[start]
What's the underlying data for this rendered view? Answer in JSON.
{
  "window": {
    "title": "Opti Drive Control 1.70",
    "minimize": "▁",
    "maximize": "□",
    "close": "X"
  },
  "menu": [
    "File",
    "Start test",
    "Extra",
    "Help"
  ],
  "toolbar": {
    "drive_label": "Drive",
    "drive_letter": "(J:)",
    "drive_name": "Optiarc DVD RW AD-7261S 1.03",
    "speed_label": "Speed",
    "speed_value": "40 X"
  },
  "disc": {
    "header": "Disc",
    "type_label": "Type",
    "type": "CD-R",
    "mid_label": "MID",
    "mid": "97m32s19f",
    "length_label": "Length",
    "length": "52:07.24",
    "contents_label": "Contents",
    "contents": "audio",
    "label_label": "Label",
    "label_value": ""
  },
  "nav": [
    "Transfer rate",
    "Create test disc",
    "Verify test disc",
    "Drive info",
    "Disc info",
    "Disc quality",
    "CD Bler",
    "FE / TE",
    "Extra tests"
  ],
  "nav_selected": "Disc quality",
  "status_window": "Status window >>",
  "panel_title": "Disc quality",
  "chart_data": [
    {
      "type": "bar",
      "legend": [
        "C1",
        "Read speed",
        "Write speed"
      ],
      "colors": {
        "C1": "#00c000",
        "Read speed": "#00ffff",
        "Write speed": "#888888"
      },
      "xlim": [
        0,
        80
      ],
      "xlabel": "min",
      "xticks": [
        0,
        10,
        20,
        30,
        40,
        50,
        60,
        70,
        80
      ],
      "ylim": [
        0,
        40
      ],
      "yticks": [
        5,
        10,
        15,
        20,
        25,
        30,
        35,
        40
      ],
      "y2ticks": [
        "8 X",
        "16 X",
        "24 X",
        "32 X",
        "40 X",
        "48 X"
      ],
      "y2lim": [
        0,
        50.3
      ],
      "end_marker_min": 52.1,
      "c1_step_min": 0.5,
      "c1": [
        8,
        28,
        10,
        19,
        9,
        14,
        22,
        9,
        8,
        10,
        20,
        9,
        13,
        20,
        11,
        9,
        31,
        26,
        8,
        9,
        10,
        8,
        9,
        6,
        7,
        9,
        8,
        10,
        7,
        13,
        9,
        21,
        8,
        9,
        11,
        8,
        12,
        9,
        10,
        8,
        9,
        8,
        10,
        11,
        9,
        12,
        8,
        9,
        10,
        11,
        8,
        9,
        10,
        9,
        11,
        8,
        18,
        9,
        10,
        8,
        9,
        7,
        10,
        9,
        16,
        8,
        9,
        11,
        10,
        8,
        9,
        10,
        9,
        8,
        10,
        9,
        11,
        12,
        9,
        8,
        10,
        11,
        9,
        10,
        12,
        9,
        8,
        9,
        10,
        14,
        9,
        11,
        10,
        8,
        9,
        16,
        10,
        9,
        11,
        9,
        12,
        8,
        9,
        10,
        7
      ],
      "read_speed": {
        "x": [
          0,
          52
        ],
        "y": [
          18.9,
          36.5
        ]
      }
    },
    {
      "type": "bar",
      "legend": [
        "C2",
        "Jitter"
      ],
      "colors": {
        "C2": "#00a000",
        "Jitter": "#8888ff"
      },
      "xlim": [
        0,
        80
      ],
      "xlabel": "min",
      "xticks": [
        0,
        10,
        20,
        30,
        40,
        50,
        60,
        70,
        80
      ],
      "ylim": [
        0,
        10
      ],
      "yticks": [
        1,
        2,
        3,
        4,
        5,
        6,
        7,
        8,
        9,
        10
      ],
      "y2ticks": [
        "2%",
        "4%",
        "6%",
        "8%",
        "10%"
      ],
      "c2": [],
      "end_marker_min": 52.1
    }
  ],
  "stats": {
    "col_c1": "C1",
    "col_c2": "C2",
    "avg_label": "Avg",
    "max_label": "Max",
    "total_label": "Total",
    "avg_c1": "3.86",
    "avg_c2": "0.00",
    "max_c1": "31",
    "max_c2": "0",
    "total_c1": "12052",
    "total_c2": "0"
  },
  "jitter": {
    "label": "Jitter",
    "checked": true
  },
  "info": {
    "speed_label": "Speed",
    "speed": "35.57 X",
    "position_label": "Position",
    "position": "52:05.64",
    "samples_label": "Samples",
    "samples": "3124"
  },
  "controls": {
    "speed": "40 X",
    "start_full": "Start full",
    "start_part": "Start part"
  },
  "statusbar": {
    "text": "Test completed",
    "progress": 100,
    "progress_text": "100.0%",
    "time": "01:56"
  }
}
[end]
[start]
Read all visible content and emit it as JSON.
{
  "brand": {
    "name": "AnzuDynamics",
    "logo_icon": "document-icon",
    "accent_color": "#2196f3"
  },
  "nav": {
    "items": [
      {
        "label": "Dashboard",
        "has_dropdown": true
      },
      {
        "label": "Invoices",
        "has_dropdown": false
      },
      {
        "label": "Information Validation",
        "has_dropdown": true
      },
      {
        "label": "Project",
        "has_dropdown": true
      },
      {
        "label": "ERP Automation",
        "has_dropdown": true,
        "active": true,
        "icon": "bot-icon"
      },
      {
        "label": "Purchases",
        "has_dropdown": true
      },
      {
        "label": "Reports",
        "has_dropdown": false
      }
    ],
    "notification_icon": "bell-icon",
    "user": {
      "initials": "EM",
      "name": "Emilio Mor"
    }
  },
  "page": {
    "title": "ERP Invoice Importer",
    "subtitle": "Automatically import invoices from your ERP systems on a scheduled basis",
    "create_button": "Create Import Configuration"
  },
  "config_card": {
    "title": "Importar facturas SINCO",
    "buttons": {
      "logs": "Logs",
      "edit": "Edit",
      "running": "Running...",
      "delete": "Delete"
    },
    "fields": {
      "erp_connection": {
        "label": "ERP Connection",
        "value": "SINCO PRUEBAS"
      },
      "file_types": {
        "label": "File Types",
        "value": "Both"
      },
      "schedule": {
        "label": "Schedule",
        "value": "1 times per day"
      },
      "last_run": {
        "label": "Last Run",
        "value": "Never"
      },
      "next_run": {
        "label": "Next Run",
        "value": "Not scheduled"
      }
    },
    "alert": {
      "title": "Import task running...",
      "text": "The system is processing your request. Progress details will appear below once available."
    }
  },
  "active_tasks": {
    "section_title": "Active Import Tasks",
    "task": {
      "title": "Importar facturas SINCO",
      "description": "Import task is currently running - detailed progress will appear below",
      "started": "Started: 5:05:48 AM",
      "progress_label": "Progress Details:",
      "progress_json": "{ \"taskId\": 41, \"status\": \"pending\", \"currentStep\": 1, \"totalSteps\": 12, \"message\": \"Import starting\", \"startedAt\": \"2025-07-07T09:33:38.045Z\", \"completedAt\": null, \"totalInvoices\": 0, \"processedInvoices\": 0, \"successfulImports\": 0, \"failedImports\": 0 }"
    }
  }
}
[end]
[start]
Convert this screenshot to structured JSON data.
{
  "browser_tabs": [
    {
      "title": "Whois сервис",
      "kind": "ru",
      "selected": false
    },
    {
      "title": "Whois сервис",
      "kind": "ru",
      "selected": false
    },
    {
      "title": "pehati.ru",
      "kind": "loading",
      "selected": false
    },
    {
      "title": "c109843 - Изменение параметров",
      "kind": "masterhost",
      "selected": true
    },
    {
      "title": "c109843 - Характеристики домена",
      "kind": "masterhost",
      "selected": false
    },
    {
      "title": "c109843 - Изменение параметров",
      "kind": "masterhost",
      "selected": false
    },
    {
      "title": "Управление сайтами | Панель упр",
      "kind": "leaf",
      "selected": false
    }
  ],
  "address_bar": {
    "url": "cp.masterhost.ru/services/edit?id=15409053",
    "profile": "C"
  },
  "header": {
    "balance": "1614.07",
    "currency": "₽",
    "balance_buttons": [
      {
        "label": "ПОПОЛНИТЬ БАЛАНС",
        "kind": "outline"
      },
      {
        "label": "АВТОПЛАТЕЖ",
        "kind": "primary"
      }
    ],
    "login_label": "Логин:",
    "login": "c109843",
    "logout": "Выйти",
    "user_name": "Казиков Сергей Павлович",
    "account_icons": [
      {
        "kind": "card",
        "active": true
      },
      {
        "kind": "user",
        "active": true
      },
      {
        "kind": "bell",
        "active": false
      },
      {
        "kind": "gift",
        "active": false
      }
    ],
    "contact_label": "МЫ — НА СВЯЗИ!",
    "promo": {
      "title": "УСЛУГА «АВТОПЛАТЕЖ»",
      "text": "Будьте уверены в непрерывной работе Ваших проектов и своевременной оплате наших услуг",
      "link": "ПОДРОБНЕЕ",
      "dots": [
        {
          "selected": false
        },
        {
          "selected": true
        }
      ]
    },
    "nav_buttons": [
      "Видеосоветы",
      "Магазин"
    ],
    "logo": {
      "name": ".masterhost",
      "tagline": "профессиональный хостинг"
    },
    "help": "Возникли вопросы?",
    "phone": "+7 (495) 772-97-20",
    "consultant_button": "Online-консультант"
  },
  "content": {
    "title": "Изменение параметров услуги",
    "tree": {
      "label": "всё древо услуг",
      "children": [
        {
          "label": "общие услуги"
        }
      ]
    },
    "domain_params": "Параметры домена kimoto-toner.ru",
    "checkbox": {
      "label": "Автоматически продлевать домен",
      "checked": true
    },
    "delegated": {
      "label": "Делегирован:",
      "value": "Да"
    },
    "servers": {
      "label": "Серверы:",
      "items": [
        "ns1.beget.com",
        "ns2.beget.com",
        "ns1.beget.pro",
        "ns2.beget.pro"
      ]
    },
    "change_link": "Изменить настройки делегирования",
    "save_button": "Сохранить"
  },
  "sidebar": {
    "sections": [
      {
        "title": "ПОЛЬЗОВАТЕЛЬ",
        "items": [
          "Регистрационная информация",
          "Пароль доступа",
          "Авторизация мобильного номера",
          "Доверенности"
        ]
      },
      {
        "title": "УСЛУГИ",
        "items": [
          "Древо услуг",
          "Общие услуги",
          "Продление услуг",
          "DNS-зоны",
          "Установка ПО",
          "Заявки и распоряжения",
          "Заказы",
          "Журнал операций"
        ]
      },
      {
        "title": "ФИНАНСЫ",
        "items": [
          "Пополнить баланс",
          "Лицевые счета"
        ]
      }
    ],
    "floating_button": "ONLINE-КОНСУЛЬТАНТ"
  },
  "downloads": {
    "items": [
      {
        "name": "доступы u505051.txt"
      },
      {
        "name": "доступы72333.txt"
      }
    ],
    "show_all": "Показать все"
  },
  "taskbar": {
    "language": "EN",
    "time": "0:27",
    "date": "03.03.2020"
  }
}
[end]
## [INSTRUCTIONS FOR THE TASK]
Locate the word "Importar" in the records and collect each line it appears in.

## [WRITTEN ANSWER]
    "title": "Importar facturas SINCO",
      "title": "Importar facturas SINCO",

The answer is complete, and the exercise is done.